THE DATA
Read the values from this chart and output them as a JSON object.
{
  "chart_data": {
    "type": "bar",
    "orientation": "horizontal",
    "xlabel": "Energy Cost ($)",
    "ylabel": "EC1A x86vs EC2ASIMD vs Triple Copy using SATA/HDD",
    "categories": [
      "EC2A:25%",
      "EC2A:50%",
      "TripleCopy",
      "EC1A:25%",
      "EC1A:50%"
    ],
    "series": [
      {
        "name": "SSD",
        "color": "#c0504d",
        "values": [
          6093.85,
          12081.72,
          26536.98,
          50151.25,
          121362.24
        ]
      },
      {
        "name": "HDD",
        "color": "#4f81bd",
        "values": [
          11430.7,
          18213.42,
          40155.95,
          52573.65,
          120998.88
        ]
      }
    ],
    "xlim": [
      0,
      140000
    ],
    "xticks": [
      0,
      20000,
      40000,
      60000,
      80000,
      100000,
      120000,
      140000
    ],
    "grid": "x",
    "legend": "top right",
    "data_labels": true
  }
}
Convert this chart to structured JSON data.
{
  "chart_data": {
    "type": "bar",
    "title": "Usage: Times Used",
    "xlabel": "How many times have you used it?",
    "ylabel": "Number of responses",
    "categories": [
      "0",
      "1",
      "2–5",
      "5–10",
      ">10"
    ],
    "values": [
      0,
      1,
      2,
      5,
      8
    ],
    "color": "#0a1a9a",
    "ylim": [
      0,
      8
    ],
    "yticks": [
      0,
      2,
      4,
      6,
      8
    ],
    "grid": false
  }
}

REQUIREMENT
Reproduce the material verbatim, line by line.

EXERCISE OUTPUT
Read the values from this chart and output them as a JSON object.
{
  "chart_data": {
    "type": "bar",
    "orientation": "horizontal",
    "xlabel": "Energy Cost ($)",
    "ylabel": "EC1A x86vs EC2ASIMD vs Triple Copy using SATA/HDD",
    "categories": [
      "EC2A:25%",
      "EC2A:50%",
      "TripleCopy",
      "EC1A:25%",
      "EC1A:50%"
    ],
    "series": [
      {
        "name": "SSD",
        "color": "#c0504d",
        "values": [
          6093.85,
          12081.72,
          26536.98,
          50151.25,
          121362.24
        ]
      },
      {
        "name": "HDD",
        "color": "#4f81bd",
        "values": [
          11430.7,
          18213.42,
          40155.95,
          52573.65,
          120998.88
        ]
      }
    ],
    "xlim": [
      0,
      140000
    ],
    "xticks": [
      0,
      20000,
      40000,
      60000,
      80000,
      100000,
      120000,
      140000
    ],
    "grid": "x",
    "legend": "top right",
    "data_labels": true
  }
}
Convert this chart to structured JSON data.
{
  "chart_data": {
    "type": "bar",
    "title": "Usage: Times Used",
    "xlabel": "How many times have you used it?",
    "ylabel": "Number of responses",
    "categories": [
      "0",
      "1",
      "2–5",
      "5–10",
      ">10"
    ],
    "values": [
      0,
      1,
      2,
      5,
      8
    ],
    "color": "#0a1a9a",
    "ylim": [
      0,
      8
    ],
    "yticks": [
      0,
      2,
      4,
      6,
      8
    ],
    "grid": false
  }
}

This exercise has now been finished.